— Begin RECORDS SHOWN —

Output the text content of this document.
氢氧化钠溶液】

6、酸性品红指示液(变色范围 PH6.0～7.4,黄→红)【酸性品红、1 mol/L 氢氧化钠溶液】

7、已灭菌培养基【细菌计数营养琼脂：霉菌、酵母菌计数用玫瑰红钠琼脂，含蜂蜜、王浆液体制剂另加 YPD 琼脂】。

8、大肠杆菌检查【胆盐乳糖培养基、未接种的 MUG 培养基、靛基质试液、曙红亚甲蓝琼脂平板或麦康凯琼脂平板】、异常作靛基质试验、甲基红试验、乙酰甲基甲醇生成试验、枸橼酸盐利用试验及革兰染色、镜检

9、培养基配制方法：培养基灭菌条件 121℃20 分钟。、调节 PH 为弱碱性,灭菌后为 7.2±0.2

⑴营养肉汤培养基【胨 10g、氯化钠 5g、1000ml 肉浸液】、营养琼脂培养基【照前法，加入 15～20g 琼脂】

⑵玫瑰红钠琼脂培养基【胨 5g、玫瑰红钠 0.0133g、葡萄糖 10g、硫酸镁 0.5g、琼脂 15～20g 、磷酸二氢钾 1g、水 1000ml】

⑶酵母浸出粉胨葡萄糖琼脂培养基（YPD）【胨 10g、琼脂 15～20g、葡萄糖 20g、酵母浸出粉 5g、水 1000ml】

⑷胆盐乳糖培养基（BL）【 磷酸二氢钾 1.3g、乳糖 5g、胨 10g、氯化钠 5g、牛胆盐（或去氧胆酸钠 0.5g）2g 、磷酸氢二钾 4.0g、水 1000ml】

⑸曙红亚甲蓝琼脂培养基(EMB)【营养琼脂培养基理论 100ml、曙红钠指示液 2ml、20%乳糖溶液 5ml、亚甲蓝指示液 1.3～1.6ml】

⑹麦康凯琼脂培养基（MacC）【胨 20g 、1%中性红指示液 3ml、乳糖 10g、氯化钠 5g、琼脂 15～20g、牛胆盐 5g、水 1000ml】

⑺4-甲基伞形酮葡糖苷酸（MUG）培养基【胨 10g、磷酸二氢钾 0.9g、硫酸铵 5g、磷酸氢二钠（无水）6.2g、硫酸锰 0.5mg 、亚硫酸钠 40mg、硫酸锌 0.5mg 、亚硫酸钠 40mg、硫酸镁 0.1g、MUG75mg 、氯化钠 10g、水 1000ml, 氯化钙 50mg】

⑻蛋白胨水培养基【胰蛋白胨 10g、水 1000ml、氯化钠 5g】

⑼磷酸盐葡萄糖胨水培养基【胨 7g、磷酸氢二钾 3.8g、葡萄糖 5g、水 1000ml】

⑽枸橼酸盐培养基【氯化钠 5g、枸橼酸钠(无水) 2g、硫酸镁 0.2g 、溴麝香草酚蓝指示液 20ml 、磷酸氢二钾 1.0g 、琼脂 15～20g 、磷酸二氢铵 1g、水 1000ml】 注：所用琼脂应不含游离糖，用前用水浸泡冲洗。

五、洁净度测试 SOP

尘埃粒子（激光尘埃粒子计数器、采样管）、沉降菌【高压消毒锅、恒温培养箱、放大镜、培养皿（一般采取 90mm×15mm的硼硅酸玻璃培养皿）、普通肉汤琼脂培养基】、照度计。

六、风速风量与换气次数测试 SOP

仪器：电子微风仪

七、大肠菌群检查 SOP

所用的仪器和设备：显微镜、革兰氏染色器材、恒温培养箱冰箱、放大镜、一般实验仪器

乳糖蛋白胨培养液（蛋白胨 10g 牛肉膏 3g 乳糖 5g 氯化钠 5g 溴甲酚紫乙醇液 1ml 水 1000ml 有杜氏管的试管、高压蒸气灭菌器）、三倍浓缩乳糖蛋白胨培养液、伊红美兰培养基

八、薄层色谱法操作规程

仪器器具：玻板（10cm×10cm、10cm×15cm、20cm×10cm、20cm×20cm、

— End RECORDS SHOWN —

REQUIRED TASK - Recopy all the lines exactly as they appear.

ANSWER BELOW -
Output the text content of this document.
氢氧化钠溶液】

6、酸性品红指示液(变色范围 PH6.0～7.4,黄→红)【酸性品红、1 mol/L 氢氧化钠溶液】

7、已灭菌培养基【细菌计数营养琼脂：霉菌、酵母菌计数用玫瑰红钠琼脂，含蜂蜜、王浆液体制剂另加 YPD 琼脂】。

8、大肠杆菌检查【胆盐乳糖培养基、未接种的 MUG 培养基、靛基质试液、曙红亚甲蓝琼脂平板或麦康凯琼脂平板】、异常作靛基质试验、甲基红试验、乙酰甲基甲醇生成试验、枸橼酸盐利用试验及革兰染色、镜检

9、培养基配制方法：培养基灭菌条件 121℃20 分钟。、调节 PH 为弱碱性,灭菌后为 7.2±0.2

⑴营养肉汤培养基【胨 10g、氯化钠 5g、1000ml 肉浸液】、营养琼脂培养基【照前法，加入 15～20g 琼脂】

⑵玫瑰红钠琼脂培养基【胨 5g、玫瑰红钠 0.0133g、葡萄糖 10g、硫酸镁 0.5g、琼脂 15～20g 、磷酸二氢钾 1g、水 1000ml】

⑶酵母浸出粉胨葡萄糖琼脂培养基（YPD）【胨 10g、琼脂 15～20g、葡萄糖 20g、酵母浸出粉 5g、水 1000ml】

⑷胆盐乳糖培养基（BL）【 磷酸二氢钾 1.3g、乳糖 5g、胨 10g、氯化钠 5g、牛胆盐（或去氧胆酸钠 0.5g）2g 、磷酸氢二钾 4.0g、水 1000ml】

⑸曙红亚甲蓝琼脂培养基(EMB)【营养琼脂培养基理论 100ml、曙红钠指示液 2ml、20%乳糖溶液 5ml、亚甲蓝指示液 1.3～1.6ml】

⑹麦康凯琼脂培养基（MacC）【胨 20g 、1%中性红指示液 3ml、乳糖 10g、氯化钠 5g、琼脂 15～20g、牛胆盐 5g、水 1000ml】

⑺4-甲基伞形酮葡糖苷酸（MUG）培养基【胨 10g、磷酸二氢钾 0.9g、硫酸铵 5g、磷酸氢二钠（无水）6.2g、硫酸锰 0.5mg 、亚硫酸钠 40mg、硫酸锌 0.5mg 、亚硫酸钠 40mg、硫酸镁 0.1g、MUG75mg 、氯化钠 10g、水 1000ml, 氯化钙 50mg】

⑻蛋白胨水培养基【胰蛋白胨 10g、水 1000ml、氯化钠 5g】

⑼磷酸盐葡萄糖胨水培养基【胨 7g、磷酸氢二钾 3.8g、葡萄糖 5g、水 1000ml】

⑽枸橼酸盐培养基【氯化钠 5g、枸橼酸钠(无水) 2g、硫酸镁 0.2g 、溴麝香草酚蓝指示液 20ml 、磷酸氢二钾 1.0g 、琼脂 15～20g 、磷酸二氢铵 1g、水 1000ml】 注：所用琼脂应不含游离糖，用前用水浸泡冲洗。

五、洁净度测试 SOP

尘埃粒子（激光尘埃粒子计数器、采样管）、沉降菌【高压消毒锅、恒温培养箱、放大镜、培养皿（一般采取 90mm×15mm的硼硅酸玻璃培养皿）、普通肉汤琼脂培养基】、照度计。

六、风速风量与换气次数测试 SOP

仪器：电子微风仪

七、大肠菌群检查 SOP

所用的仪器和设备：显微镜、革兰氏染色器材、恒温培养箱冰箱、放大镜、一般实验仪器

乳糖蛋白胨培养液（蛋白胨 10g 牛肉膏 3g 乳糖 5g 氯化钠 5g 溴甲酚紫乙醇液 1ml 水 1000ml 有杜氏管的试管、高压蒸气灭菌器）、三倍浓缩乳糖蛋白胨培养液、伊红美兰培养基

八、薄层色谱法操作规程

仪器器具：玻板（10cm×10cm、10cm×15cm、20cm×10cm、20cm×20cm、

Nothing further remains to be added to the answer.